Rows:
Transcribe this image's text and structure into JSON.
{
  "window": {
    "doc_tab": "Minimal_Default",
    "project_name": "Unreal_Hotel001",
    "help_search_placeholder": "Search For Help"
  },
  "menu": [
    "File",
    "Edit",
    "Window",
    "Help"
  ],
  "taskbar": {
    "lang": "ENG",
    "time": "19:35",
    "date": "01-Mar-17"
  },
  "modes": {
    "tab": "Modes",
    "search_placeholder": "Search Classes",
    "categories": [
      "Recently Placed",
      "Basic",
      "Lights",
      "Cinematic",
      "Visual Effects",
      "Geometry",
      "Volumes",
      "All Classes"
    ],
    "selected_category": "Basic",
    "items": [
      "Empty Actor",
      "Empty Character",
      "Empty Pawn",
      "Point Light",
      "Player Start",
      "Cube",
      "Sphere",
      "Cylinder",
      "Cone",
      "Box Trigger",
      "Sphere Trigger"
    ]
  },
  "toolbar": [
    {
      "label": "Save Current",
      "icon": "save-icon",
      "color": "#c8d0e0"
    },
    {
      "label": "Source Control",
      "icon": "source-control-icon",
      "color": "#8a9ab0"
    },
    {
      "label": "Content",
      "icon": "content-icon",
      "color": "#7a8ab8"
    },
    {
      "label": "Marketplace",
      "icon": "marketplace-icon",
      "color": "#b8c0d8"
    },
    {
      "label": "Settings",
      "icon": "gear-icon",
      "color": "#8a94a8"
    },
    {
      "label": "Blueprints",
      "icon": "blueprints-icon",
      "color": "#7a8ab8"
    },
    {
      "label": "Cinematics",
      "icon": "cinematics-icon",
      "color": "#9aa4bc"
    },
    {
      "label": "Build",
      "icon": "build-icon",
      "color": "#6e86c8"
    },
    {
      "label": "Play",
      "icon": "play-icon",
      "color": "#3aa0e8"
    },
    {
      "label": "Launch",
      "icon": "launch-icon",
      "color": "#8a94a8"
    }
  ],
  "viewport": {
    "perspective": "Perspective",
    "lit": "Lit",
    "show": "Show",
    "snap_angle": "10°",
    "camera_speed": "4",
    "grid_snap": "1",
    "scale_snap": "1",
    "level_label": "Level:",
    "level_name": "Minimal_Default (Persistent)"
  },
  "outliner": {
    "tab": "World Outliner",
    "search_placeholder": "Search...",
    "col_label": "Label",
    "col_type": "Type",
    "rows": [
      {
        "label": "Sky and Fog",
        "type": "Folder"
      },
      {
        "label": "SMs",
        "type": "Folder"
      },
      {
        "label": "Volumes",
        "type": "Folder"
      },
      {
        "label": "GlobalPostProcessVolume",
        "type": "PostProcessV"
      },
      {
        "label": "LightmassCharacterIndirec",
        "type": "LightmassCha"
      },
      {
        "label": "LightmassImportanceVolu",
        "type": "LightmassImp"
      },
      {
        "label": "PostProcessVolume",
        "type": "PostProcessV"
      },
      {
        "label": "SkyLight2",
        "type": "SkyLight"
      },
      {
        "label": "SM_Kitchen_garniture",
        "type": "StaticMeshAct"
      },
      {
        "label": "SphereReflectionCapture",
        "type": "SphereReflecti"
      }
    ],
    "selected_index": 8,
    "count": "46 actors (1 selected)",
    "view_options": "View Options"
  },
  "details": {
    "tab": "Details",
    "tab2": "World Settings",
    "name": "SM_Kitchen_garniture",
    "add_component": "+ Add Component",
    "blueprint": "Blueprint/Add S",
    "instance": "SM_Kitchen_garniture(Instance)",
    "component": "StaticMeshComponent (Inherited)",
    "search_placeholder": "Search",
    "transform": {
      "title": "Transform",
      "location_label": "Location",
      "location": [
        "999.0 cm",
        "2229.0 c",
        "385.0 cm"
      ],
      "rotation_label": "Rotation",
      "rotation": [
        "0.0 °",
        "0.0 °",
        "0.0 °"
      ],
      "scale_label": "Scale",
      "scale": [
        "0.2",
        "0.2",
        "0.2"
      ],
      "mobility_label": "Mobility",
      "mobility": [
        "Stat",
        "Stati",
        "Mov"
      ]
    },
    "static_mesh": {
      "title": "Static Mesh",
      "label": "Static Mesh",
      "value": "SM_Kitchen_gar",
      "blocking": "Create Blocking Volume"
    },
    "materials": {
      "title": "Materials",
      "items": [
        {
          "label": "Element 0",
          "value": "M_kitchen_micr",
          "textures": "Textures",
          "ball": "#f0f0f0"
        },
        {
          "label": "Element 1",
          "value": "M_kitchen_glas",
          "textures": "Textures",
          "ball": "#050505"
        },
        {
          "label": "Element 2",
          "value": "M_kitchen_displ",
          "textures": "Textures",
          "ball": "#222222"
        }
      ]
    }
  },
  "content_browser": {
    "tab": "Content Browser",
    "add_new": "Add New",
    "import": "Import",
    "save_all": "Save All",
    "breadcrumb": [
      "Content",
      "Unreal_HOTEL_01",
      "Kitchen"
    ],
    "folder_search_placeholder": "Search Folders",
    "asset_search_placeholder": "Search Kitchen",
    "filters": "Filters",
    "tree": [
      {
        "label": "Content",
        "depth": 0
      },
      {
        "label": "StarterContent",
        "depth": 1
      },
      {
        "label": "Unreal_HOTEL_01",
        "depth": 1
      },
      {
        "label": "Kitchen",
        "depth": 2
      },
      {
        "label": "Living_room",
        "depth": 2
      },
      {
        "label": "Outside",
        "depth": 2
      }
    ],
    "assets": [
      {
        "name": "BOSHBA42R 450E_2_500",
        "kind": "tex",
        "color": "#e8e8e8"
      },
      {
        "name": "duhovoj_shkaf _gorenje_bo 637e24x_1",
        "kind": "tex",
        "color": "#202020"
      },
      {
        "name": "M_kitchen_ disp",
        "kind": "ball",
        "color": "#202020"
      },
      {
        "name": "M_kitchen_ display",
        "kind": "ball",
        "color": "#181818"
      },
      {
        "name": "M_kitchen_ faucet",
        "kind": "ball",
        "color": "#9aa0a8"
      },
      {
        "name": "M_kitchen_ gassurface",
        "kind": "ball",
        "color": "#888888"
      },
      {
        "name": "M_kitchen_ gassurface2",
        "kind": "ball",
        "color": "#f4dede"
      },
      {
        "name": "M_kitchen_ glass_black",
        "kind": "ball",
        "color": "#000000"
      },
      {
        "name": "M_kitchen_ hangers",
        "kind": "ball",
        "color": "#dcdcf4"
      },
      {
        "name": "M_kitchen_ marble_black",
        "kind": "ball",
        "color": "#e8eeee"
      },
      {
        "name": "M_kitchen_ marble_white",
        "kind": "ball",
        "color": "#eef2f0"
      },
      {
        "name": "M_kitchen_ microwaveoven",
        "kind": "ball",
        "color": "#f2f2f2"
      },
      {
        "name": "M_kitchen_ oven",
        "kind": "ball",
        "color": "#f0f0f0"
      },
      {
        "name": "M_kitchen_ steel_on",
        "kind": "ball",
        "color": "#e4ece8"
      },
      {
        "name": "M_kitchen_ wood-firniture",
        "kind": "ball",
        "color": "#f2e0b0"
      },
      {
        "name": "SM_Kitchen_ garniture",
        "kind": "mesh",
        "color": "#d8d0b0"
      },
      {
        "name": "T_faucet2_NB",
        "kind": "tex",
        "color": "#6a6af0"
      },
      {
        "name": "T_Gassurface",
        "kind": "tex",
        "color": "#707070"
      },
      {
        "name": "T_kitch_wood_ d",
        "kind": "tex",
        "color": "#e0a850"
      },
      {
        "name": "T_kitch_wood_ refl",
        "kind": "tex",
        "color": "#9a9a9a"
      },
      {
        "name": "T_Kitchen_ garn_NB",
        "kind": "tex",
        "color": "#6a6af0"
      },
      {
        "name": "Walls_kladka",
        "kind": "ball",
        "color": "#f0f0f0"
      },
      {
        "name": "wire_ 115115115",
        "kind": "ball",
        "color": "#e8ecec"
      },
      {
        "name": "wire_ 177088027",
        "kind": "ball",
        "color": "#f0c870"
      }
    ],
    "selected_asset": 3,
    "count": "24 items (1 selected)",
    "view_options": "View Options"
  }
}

What you need to do: List each line of the entries that holds the string "items".

Problem solution:
    "items": [
      "items": [
    "count": "24 items (1 selected)",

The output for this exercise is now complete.